**Short exercise**
Word for word, quote the lines from the one containing "What's the underlying" to the end of the entries below, including both. Leave pictures out.

**Data to process**
*-*-*
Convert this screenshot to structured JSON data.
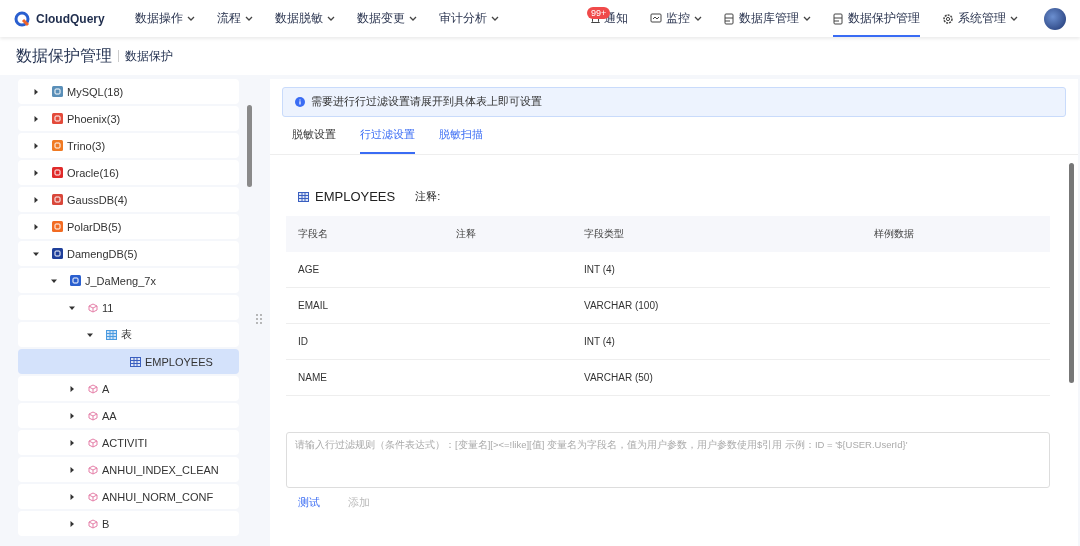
{
  "brand": "CloudQuery",
  "nav": [
    {
      "label": "数据操作",
      "dropdown": true
    },
    {
      "label": "流程",
      "dropdown": true
    },
    {
      "label": "数据脱敏",
      "dropdown": true
    },
    {
      "label": "数据变更",
      "dropdown": true
    },
    {
      "label": "审计分析",
      "dropdown": true
    }
  ],
  "right_nav": [
    {
      "kind": "bell",
      "label": "通知",
      "badge": "99+",
      "dropdown": false,
      "selected": false
    },
    {
      "kind": "monitor",
      "label": "监控",
      "dropdown": true,
      "selected": false
    },
    {
      "kind": "database",
      "label": "数据库管理",
      "dropdown": true,
      "selected": false
    },
    {
      "kind": "database",
      "label": "数据保护管理",
      "dropdown": false,
      "selected": true
    },
    {
      "kind": "gear",
      "label": "系统管理",
      "dropdown": true,
      "selected": false
    }
  ],
  "breadcrumb": {
    "title": "数据保护管理",
    "sub": "数据保护"
  },
  "tree": [
    {
      "label": "MySQL(18)",
      "kind": "mysql",
      "expanded": false,
      "selected": false
    },
    {
      "label": "Phoenix(3)",
      "kind": "phoenix",
      "expanded": false,
      "selected": false
    },
    {
      "label": "Trino(3)",
      "kind": "trino",
      "expanded": false,
      "selected": false
    },
    {
      "label": "Oracle(16)",
      "kind": "oracle",
      "expanded": false,
      "selected": false
    },
    {
      "label": "GaussDB(4)",
      "kind": "gauss",
      "expanded": false,
      "selected": false
    },
    {
      "label": "PolarDB(5)",
      "kind": "polar",
      "expanded": false,
      "selected": false
    },
    {
      "label": "DamengDB(5)",
      "kind": "dameng",
      "expanded": true,
      "selected": false,
      "children": [
        {
          "label": "J_DaMeng_7x",
          "kind": "connection",
          "expanded": true,
          "selected": false,
          "children": [
            {
              "label": "11",
              "kind": "schema",
              "expanded": true,
              "selected": false,
              "children": [
                {
                  "label": "表",
                  "kind": "folder",
                  "expanded": true,
                  "selected": false,
                  "children": [
                    {
                      "label": "EMPLOYEES",
                      "kind": "table",
                      "selected": true
                    }
                  ]
                }
              ]
            },
            {
              "label": "A",
              "kind": "schema",
              "expanded": false,
              "selected": false
            },
            {
              "label": "AA",
              "kind": "schema",
              "expanded": false,
              "selected": false
            },
            {
              "label": "ACTIVITI",
              "kind": "schema",
              "expanded": false,
              "selected": false
            },
            {
              "label": "ANHUI_INDEX_CLEAN",
              "kind": "schema",
              "expanded": false,
              "selected": false
            },
            {
              "label": "ANHUI_NORM_CONF",
              "kind": "schema",
              "expanded": false,
              "selected": false
            },
            {
              "label": "B",
              "kind": "schema",
              "expanded": false,
              "selected": false
            }
          ]
        }
      ]
    }
  ],
  "alert": "需要进行行过滤设置请展开到具体表上即可设置",
  "tabs": [
    {
      "label": "脱敏设置",
      "selected": false,
      "hovered": false
    },
    {
      "label": "行过滤设置",
      "selected": true,
      "hovered": false
    },
    {
      "label": "脱敏扫描",
      "selected": false,
      "hovered": true
    }
  ],
  "table_title": "EMPLOYEES",
  "comment_label": "注释:",
  "table": {
    "columns": [
      "字段名",
      "注释",
      "字段类型",
      "样例数据"
    ],
    "rows": [
      [
        "AGE",
        "",
        "INT (4)",
        ""
      ],
      [
        "EMAIL",
        "",
        "VARCHAR (100)",
        ""
      ],
      [
        "ID",
        "",
        "INT (4)",
        ""
      ],
      [
        "NAME",
        "",
        "VARCHAR (50)",
        ""
      ]
    ]
  },
  "filter": {
    "placeholder": "请输入行过滤规则（条件表达式）：[变量名][><=!like][值] 变量名为字段名，值为用户参数，用户参数使用$引用 示例：ID = '${USER.UserId}'"
  },
  "actions": [
    {
      "label": "测试",
      "disabled": false
    },
    {
      "label": "添加",
      "disabled": true
    }
  ]
}
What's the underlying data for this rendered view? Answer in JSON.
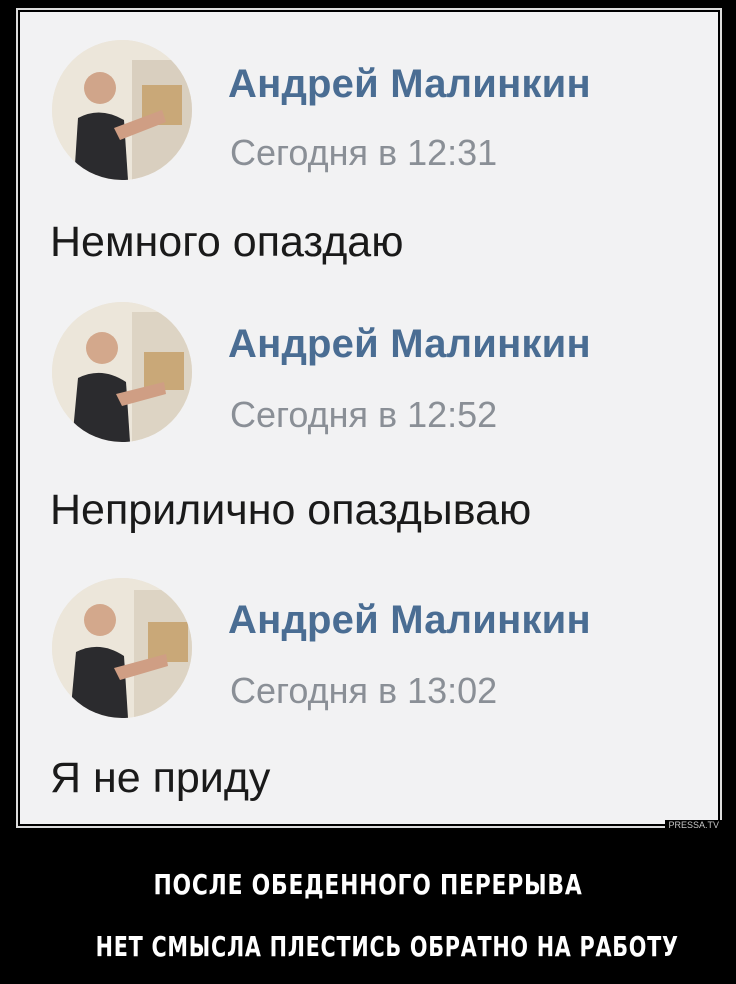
{
  "messages": [
    {
      "author": "Андрей Малинкин",
      "time": "Сегодня в 12:31",
      "text": "Немного опаздаю"
    },
    {
      "author": "Андрей Малинкин",
      "time": "Сегодня в 12:52",
      "text": "Неприлично опаздываю"
    },
    {
      "author": "Андрей Малинкин",
      "time": "Сегодня в 13:02",
      "text": "Я не приду"
    }
  ],
  "watermark": "PRESSA.TV",
  "caption": {
    "line1": "После обеденного перерыва",
    "line2": "нет смысла плестись обратно на работу"
  },
  "colors": {
    "author": "#4a6d93",
    "time": "#8a8f96",
    "text": "#1a1a1a",
    "panel": "#f2f2f3",
    "background": "#000000"
  },
  "icons": [
    "avatar-photo"
  ]
}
*-*-*
**Worked answer**
What's the underlying data for this rendered view? Answer in JSON.
{
  "messages": [
    {
      "author": "Андрей Малинкин",
      "time": "Сегодня в 12:31",
      "text": "Немного опаздаю"
    },
    {
      "author": "Андрей Малинкин",
      "time": "Сегодня в 12:52",
      "text": "Неприлично опаздываю"
    },
    {
      "author": "Андрей Малинкин",
      "time": "Сегодня в 13:02",
      "text": "Я не приду"
    }
  ],
  "watermark": "PRESSA.TV",
  "caption": {
    "line1": "После обеденного перерыва",
    "line2": "нет смысла плестись обратно на работу"
  },
  "colors": {
    "author": "#4a6d93",
    "time": "#8a8f96",
    "text": "#1a1a1a",
    "panel": "#f2f2f3",
    "background": "#000000"
  },
  "icons": [
    "avatar-photo"
  ]
}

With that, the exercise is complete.